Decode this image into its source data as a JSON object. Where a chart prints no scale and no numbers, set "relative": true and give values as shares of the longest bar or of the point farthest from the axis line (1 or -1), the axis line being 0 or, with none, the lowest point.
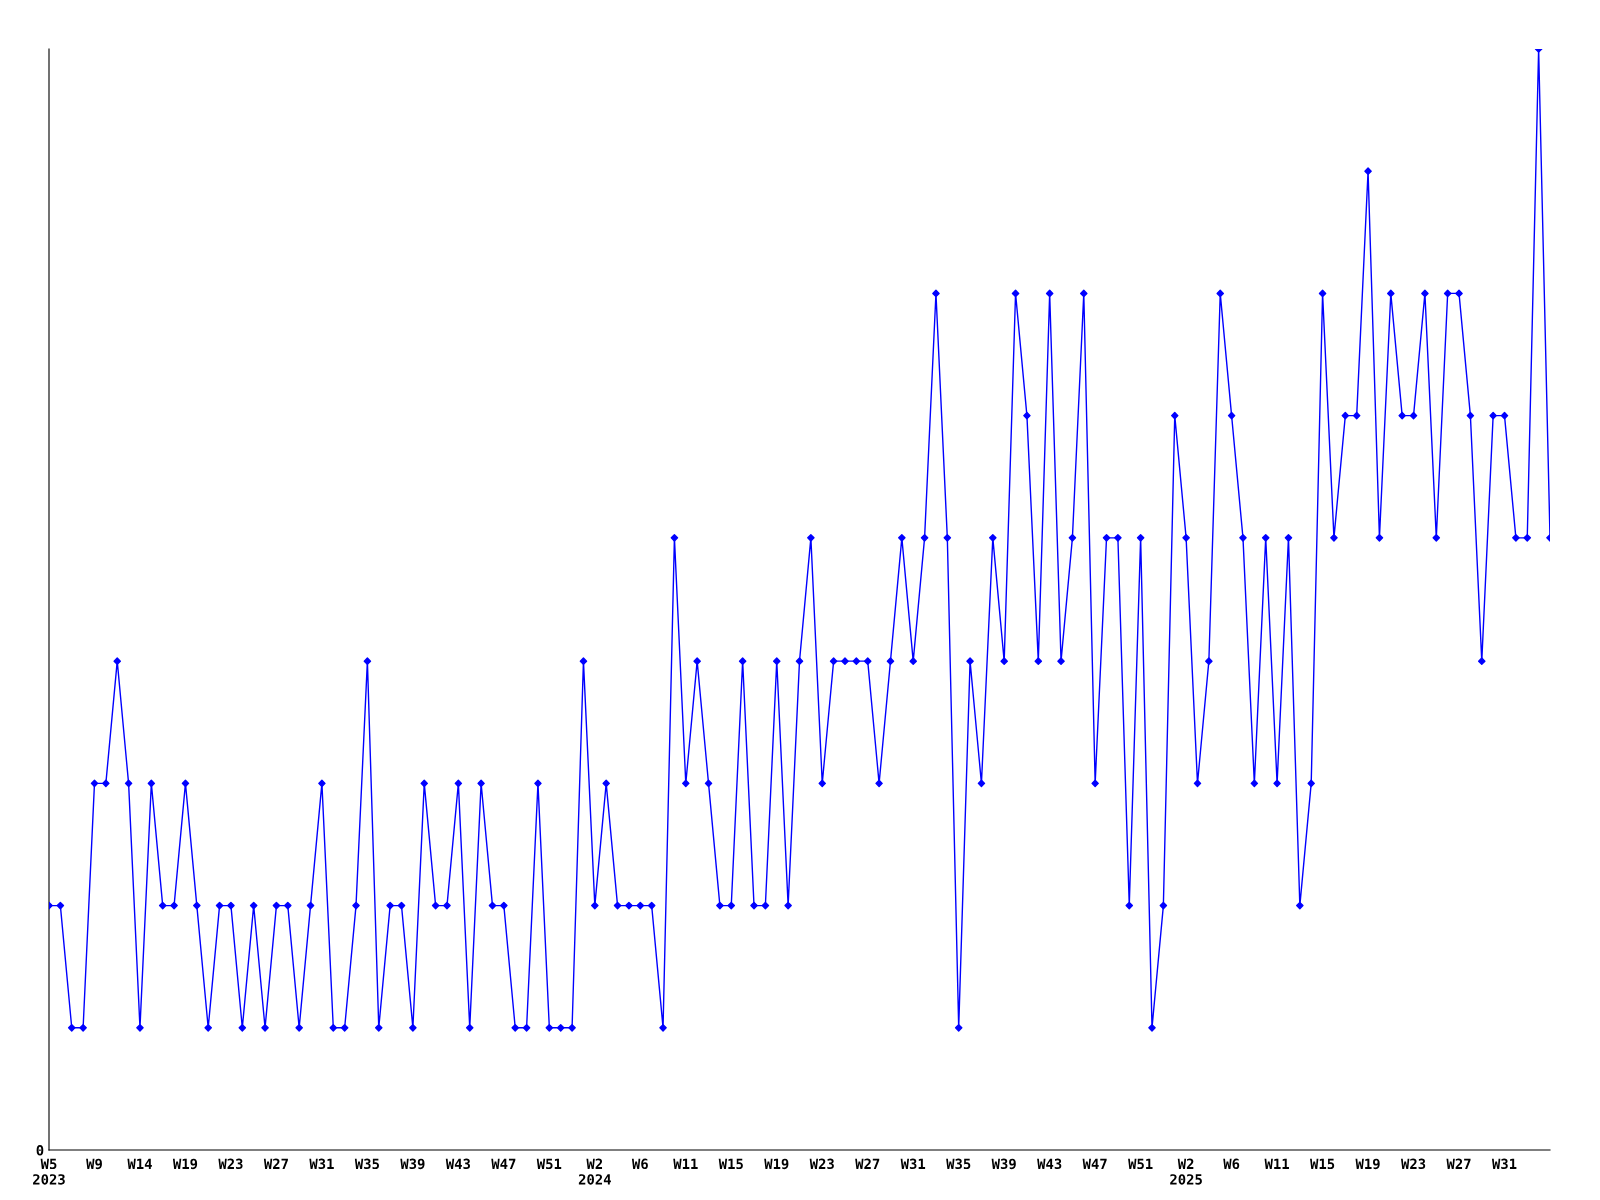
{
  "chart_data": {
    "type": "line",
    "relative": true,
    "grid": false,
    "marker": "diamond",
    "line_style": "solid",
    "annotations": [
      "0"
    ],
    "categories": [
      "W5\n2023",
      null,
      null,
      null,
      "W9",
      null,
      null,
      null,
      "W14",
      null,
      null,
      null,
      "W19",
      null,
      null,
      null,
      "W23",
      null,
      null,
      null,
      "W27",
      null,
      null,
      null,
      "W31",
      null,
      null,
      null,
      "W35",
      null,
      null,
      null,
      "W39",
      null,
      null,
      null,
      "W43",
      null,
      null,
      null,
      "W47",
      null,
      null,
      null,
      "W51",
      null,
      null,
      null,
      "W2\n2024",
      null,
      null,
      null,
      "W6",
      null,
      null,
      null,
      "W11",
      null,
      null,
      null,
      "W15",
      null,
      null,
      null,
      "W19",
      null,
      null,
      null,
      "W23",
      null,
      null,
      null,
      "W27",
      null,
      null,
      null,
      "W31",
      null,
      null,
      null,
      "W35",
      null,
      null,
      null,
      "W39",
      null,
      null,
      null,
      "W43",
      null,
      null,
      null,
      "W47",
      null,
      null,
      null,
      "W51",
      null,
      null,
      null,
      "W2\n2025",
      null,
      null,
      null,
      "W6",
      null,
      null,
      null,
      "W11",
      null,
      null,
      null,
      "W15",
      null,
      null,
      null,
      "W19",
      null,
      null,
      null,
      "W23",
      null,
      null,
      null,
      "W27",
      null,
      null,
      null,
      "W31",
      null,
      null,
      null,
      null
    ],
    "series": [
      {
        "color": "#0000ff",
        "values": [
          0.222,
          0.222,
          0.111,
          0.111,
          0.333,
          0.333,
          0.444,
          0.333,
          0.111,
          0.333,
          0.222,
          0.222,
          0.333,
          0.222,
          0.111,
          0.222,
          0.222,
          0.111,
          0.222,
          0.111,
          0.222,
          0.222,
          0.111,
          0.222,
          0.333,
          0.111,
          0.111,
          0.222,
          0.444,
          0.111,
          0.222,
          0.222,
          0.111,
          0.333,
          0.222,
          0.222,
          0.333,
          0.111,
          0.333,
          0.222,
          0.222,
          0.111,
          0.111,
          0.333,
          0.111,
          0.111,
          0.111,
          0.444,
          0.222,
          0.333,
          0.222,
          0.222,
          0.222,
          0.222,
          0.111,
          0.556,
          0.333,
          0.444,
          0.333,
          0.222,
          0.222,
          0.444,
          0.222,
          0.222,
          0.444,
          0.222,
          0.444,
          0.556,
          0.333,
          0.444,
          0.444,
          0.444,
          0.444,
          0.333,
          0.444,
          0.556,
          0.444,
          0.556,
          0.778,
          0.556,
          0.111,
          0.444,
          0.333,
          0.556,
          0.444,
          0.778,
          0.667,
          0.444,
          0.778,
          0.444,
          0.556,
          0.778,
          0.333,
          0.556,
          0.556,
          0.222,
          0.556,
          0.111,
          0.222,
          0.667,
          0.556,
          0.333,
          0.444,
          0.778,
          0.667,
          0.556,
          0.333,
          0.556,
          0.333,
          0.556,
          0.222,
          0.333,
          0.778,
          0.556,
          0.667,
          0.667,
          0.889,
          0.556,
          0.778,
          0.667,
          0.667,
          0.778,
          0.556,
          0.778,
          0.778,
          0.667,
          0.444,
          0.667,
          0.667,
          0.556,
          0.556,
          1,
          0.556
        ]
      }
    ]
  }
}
────────────────────────────────────────
**Written task**
Print the full listing exactly, dropping the pictures.

**Task answer**
Decode this image into its source data as a JSON object. Where a chart prints no scale and no numbers, set "relative": true and give values as shares of the longest bar or of the point farthest from the axis line (1 or -1), the axis line being 0 or, with none, the lowest point.
{
  "chart_data": {
    "type": "line",
    "relative": true,
    "grid": false,
    "marker": "diamond",
    "line_style": "solid",
    "annotations": [
      "0"
    ],
    "categories": [
      "W5\n2023",
      null,
      null,
      null,
      "W9",
      null,
      null,
      null,
      "W14",
      null,
      null,
      null,
      "W19",
      null,
      null,
      null,
      "W23",
      null,
      null,
      null,
      "W27",
      null,
      null,
      null,
      "W31",
      null,
      null,
      null,
      "W35",
      null,
      null,
      null,
      "W39",
      null,
      null,
      null,
      "W43",
      null,
      null,
      null,
      "W47",
      null,
      null,
      null,
      "W51",
      null,
      null,
      null,
      "W2\n2024",
      null,
      null,
      null,
      "W6",
      null,
      null,
      null,
      "W11",
      null,
      null,
      null,
      "W15",
      null,
      null,
      null,
      "W19",
      null,
      null,
      null,
      "W23",
      null,
      null,
      null,
      "W27",
      null,
      null,
      null,
      "W31",
      null,
      null,
      null,
      "W35",
      null,
      null,
      null,
      "W39",
      null,
      null,
      null,
      "W43",
      null,
      null,
      null,
      "W47",
      null,
      null,
      null,
      "W51",
      null,
      null,
      null,
      "W2\n2025",
      null,
      null,
      null,
      "W6",
      null,
      null,
      null,
      "W11",
      null,
      null,
      null,
      "W15",
      null,
      null,
      null,
      "W19",
      null,
      null,
      null,
      "W23",
      null,
      null,
      null,
      "W27",
      null,
      null,
      null,
      "W31",
      null,
      null,
      null,
      null
    ],
    "series": [
      {
        "color": "#0000ff",
        "values": [
          0.222,
          0.222,
          0.111,
          0.111,
          0.333,
          0.333,
          0.444,
          0.333,
          0.111,
          0.333,
          0.222,
          0.222,
          0.333,
          0.222,
          0.111,
          0.222,
          0.222,
          0.111,
          0.222,
          0.111,
          0.222,
          0.222,
          0.111,
          0.222,
          0.333,
          0.111,
          0.111,
          0.222,
          0.444,
          0.111,
          0.222,
          0.222,
          0.111,
          0.333,
          0.222,
          0.222,
          0.333,
          0.111,
          0.333,
          0.222,
          0.222,
          0.111,
          0.111,
          0.333,
          0.111,
          0.111,
          0.111,
          0.444,
          0.222,
          0.333,
          0.222,
          0.222,
          0.222,
          0.222,
          0.111,
          0.556,
          0.333,
          0.444,
          0.333,
          0.222,
          0.222,
          0.444,
          0.222,
          0.222,
          0.444,
          0.222,
          0.444,
          0.556,
          0.333,
          0.444,
          0.444,
          0.444,
          0.444,
          0.333,
          0.444,
          0.556,
          0.444,
          0.556,
          0.778,
          0.556,
          0.111,
          0.444,
          0.333,
          0.556,
          0.444,
          0.778,
          0.667,
          0.444,
          0.778,
          0.444,
          0.556,
          0.778,
          0.333,
          0.556,
          0.556,
          0.222,
          0.556,
          0.111,
          0.222,
          0.667,
          0.556,
          0.333,
          0.444,
          0.778,
          0.667,
          0.556,
          0.333,
          0.556,
          0.333,
          0.556,
          0.222,
          0.333,
          0.778,
          0.556,
          0.667,
          0.667,
          0.889,
          0.556,
          0.778,
          0.667,
          0.667,
          0.778,
          0.556,
          0.778,
          0.778,
          0.667,
          0.444,
          0.667,
          0.667,
          0.556,
          0.556,
          1,
          0.556
        ]
      }
    ]
  }
}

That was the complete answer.